Output, word for word, the section of the album entry that begins with the words containing "The Silver Lining: The Songs of Jerome Kern is" and ends with "Annual Grammy Awards.".

===== SOURCE EXCERPT =====

Studio album by Tony Bennett and Bill Charlap
- Released: September 25, 2015
- Recorded: 2015
- Genre: Jazz
- Length: 46:27
- Label: RPM/Columbia

Tony Bennett chronology
| Cheek to Cheek (2014) | The Silver Lining: The Songs of Jerome Kern (2015) | Tony Bennett Celebrates 90 (2016) |

Bill Charlap chronology
| Something to Remember (2012) | The Silver Lining (2015) | Notes from New York (2016) |

= The Silver Lining: The Songs of Jerome Kern =

The Silver Lining: The Songs of Jerome Kern is a studio album by Tony Bennett and Bill Charlap, released by RPM/Columbia on September 25, 2015. The album includes covers of 14 songs composed by Jerome Kern, featuring Bill Charlap on piano, Peter Washington on bass, Kenny Washington on drums, and guest pianist Renee Rosnes on four two-piano tracks.

== Reception ==

The album topped the Jazz Albums chart and debuted at 89 on the Billboard 200 albums chart. It won the Best Traditional Pop Vocal Album at the 58th Annual Grammy Awards.

Professional ratings
Review scores
| Source | Rating |
| AllMusic | Star |

== Track listing ==
All music composed by Jerome Kern; lyricists are credited below.

===== DATA LINES =====

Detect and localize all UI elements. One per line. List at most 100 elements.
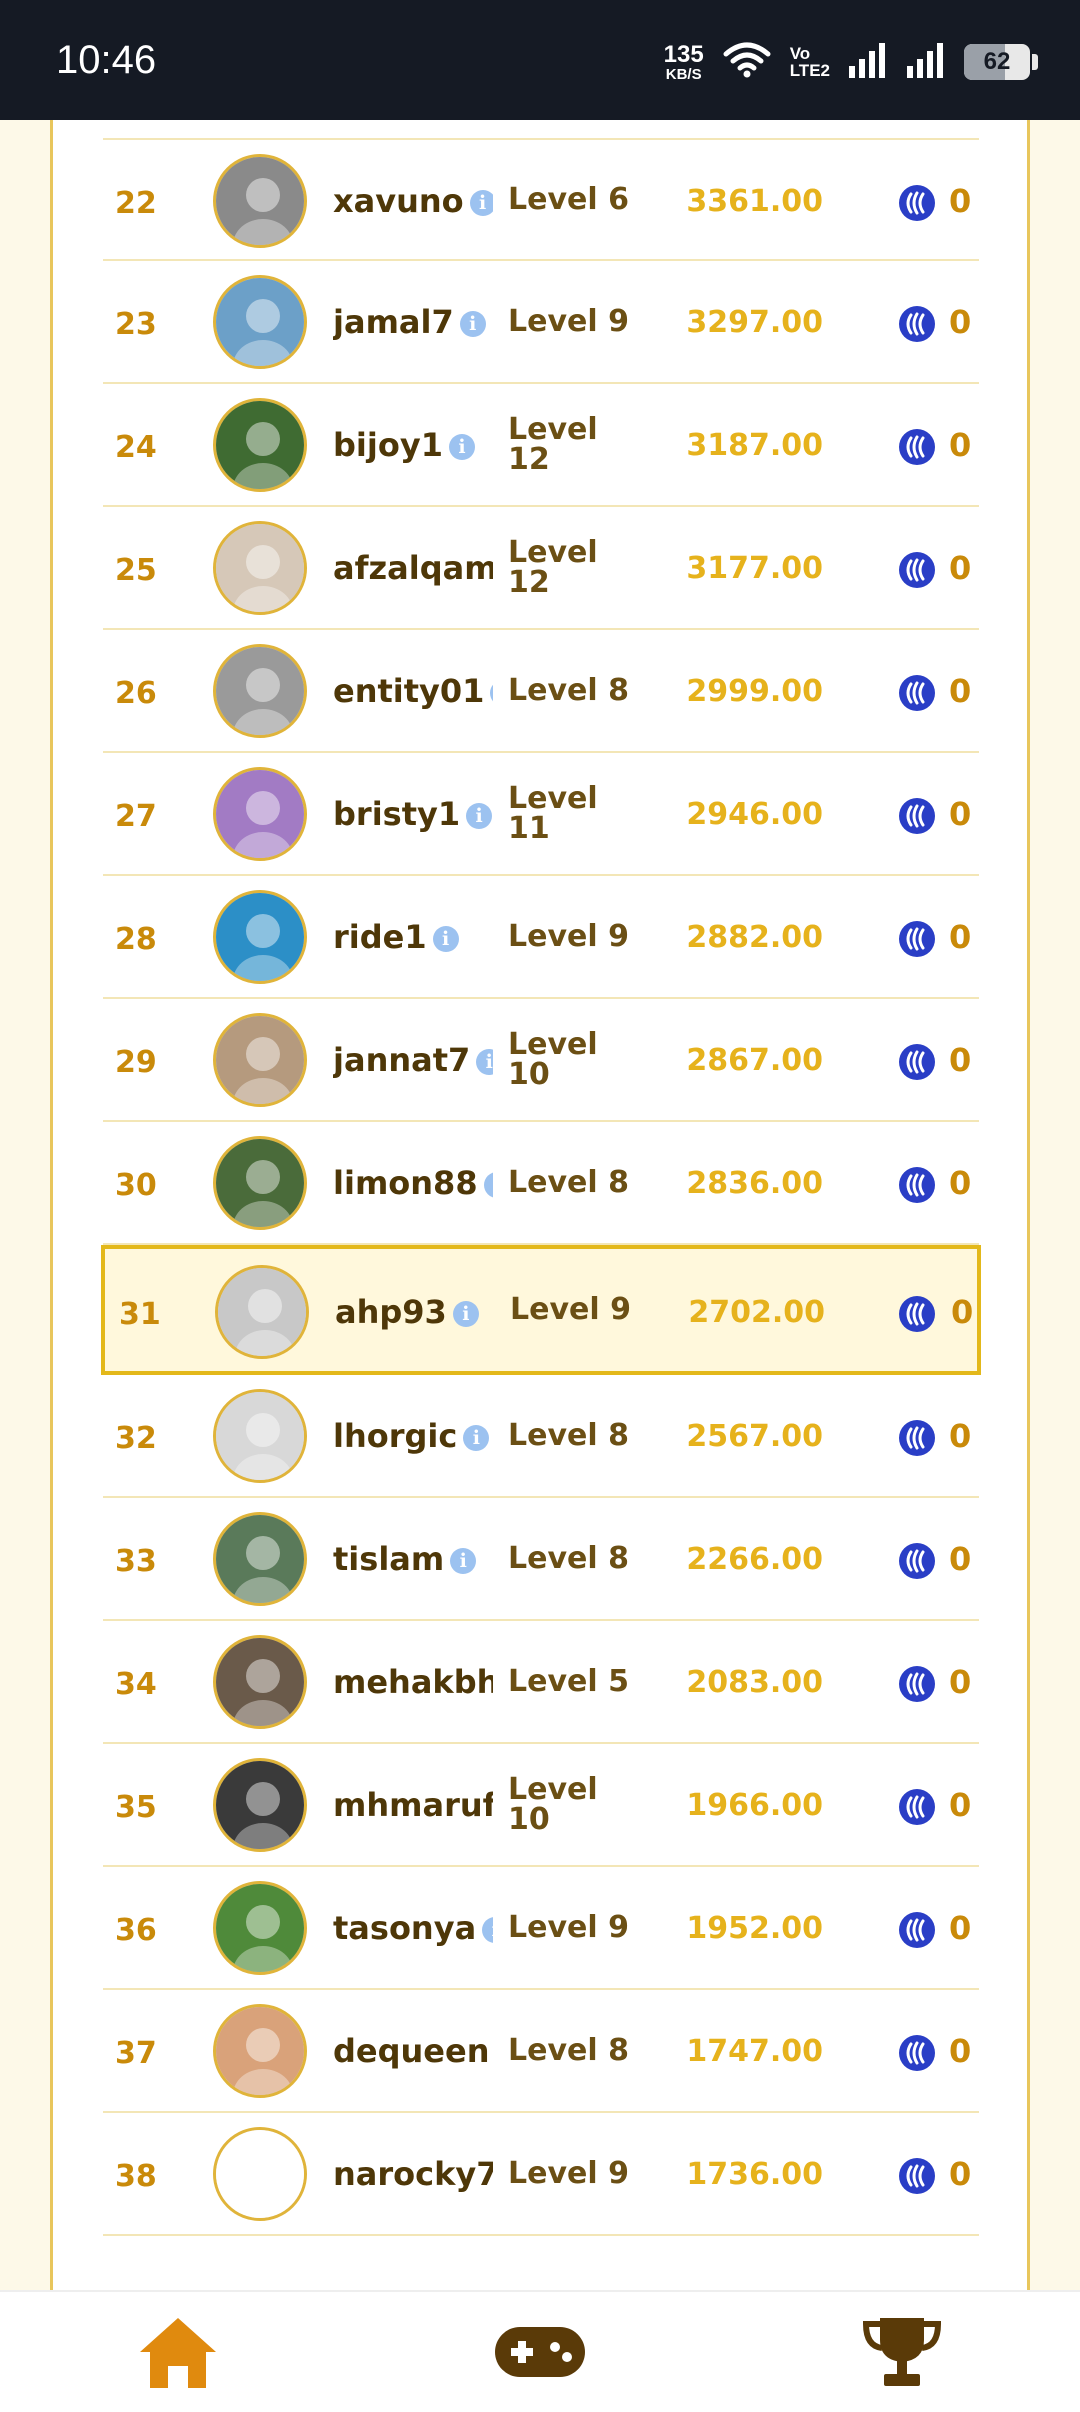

=====

* RESPONSE BELOW:
The Silver Lining: The Songs of Jerome Kern is a studio album by Tony Bennett and Bill Charlap, released by RPM/Columbia on September 25, 2015. The album includes covers of 14 songs composed by Jerome Kern, featuring Bill Charlap on piano, Peter Washington on bass, Kenny Washington on drums, and guest pianist Renee Rosnes on four two-piano tracks.

== Reception ==

The album topped the Jazz Albums chart and debuted at 89 on the Billboard 200 albums chart. It won the Best Traditional Pop Vocal Album at the 58th Annual Grammy Awards.